Extracted data entries:
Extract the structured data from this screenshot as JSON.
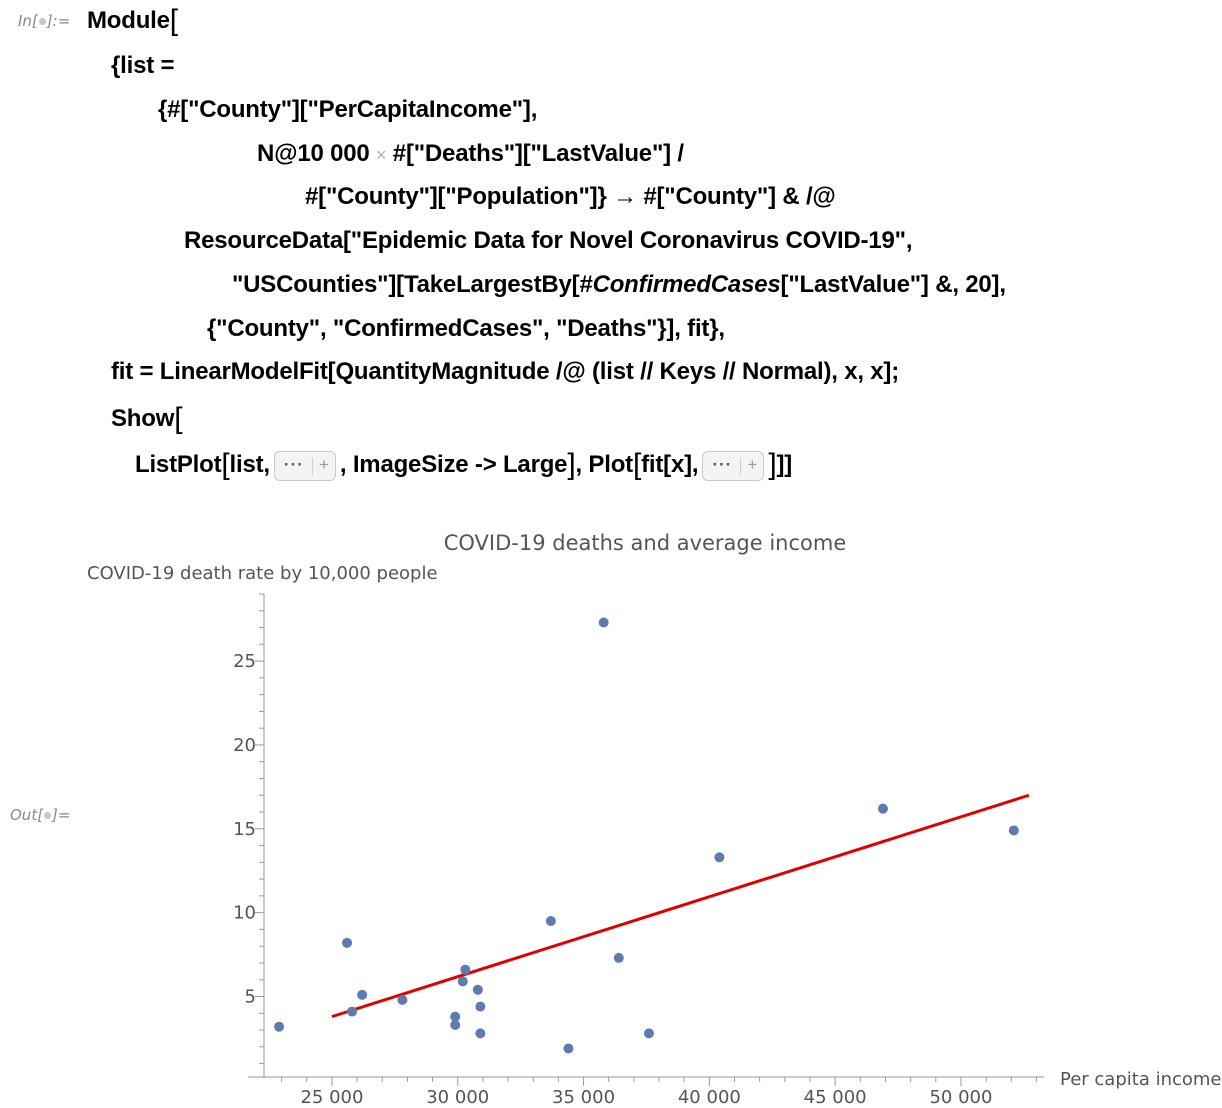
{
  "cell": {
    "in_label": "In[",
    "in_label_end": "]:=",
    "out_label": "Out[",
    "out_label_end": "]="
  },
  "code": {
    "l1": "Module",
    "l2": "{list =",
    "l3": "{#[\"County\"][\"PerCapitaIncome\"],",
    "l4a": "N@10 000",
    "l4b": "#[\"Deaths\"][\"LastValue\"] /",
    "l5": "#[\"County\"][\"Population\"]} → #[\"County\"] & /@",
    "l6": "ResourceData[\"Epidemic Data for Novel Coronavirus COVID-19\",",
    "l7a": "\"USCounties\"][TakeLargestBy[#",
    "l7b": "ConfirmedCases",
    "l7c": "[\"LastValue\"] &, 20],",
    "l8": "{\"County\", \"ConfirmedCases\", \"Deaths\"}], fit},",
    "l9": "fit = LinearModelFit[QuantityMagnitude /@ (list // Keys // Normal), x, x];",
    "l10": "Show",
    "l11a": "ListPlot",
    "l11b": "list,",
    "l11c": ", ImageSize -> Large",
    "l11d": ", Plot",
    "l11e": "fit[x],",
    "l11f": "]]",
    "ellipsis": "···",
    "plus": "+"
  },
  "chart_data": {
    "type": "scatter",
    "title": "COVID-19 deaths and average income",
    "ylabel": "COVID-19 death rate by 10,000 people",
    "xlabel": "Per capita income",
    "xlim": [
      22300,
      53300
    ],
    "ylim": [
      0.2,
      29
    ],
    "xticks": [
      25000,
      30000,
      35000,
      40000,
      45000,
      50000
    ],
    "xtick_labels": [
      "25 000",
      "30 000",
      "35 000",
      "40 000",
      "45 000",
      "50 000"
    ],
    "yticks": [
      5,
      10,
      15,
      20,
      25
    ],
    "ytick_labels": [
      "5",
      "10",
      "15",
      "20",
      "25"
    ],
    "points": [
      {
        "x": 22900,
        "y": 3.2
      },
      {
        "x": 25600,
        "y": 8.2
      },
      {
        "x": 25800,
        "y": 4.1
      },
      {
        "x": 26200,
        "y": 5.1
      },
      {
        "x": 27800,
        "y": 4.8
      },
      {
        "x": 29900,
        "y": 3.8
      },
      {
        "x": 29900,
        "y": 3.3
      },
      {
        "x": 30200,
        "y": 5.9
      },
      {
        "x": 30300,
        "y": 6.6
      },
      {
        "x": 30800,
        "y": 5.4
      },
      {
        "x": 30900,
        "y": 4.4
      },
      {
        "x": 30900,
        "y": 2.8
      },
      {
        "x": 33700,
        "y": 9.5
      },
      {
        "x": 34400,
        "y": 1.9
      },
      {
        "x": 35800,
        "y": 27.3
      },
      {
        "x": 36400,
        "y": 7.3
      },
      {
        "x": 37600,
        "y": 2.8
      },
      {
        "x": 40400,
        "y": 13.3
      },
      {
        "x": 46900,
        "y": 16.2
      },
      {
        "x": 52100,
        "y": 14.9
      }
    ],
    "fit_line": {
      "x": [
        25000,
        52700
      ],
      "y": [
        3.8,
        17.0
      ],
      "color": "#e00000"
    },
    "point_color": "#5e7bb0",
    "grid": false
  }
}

[Required work] None of the pictures should be copied, but every record above must be restated in full.

[Your solution]
Extract the structured data from this screenshot as JSON.
{
  "cell": {
    "in_label": "In[",
    "in_label_end": "]:=",
    "out_label": "Out[",
    "out_label_end": "]="
  },
  "code": {
    "l1": "Module",
    "l2": "{list =",
    "l3": "{#[\"County\"][\"PerCapitaIncome\"],",
    "l4a": "N@10 000",
    "l4b": "#[\"Deaths\"][\"LastValue\"] /",
    "l5": "#[\"County\"][\"Population\"]} → #[\"County\"] & /@",
    "l6": "ResourceData[\"Epidemic Data for Novel Coronavirus COVID-19\",",
    "l7a": "\"USCounties\"][TakeLargestBy[#",
    "l7b": "ConfirmedCases",
    "l7c": "[\"LastValue\"] &, 20],",
    "l8": "{\"County\", \"ConfirmedCases\", \"Deaths\"}], fit},",
    "l9": "fit = LinearModelFit[QuantityMagnitude /@ (list // Keys // Normal), x, x];",
    "l10": "Show",
    "l11a": "ListPlot",
    "l11b": "list,",
    "l11c": ", ImageSize -> Large",
    "l11d": ", Plot",
    "l11e": "fit[x],",
    "l11f": "]]",
    "ellipsis": "···",
    "plus": "+"
  },
  "chart_data": {
    "type": "scatter",
    "title": "COVID-19 deaths and average income",
    "ylabel": "COVID-19 death rate by 10,000 people",
    "xlabel": "Per capita income",
    "xlim": [
      22300,
      53300
    ],
    "ylim": [
      0.2,
      29
    ],
    "xticks": [
      25000,
      30000,
      35000,
      40000,
      45000,
      50000
    ],
    "xtick_labels": [
      "25 000",
      "30 000",
      "35 000",
      "40 000",
      "45 000",
      "50 000"
    ],
    "yticks": [
      5,
      10,
      15,
      20,
      25
    ],
    "ytick_labels": [
      "5",
      "10",
      "15",
      "20",
      "25"
    ],
    "points": [
      {
        "x": 22900,
        "y": 3.2
      },
      {
        "x": 25600,
        "y": 8.2
      },
      {
        "x": 25800,
        "y": 4.1
      },
      {
        "x": 26200,
        "y": 5.1
      },
      {
        "x": 27800,
        "y": 4.8
      },
      {
        "x": 29900,
        "y": 3.8
      },
      {
        "x": 29900,
        "y": 3.3
      },
      {
        "x": 30200,
        "y": 5.9
      },
      {
        "x": 30300,
        "y": 6.6
      },
      {
        "x": 30800,
        "y": 5.4
      },
      {
        "x": 30900,
        "y": 4.4
      },
      {
        "x": 30900,
        "y": 2.8
      },
      {
        "x": 33700,
        "y": 9.5
      },
      {
        "x": 34400,
        "y": 1.9
      },
      {
        "x": 35800,
        "y": 27.3
      },
      {
        "x": 36400,
        "y": 7.3
      },
      {
        "x": 37600,
        "y": 2.8
      },
      {
        "x": 40400,
        "y": 13.3
      },
      {
        "x": 46900,
        "y": 16.2
      },
      {
        "x": 52100,
        "y": 14.9
      }
    ],
    "fit_line": {
      "x": [
        25000,
        52700
      ],
      "y": [
        3.8,
        17.0
      ],
      "color": "#e00000"
    },
    "point_color": "#5e7bb0",
    "grid": false
  }
}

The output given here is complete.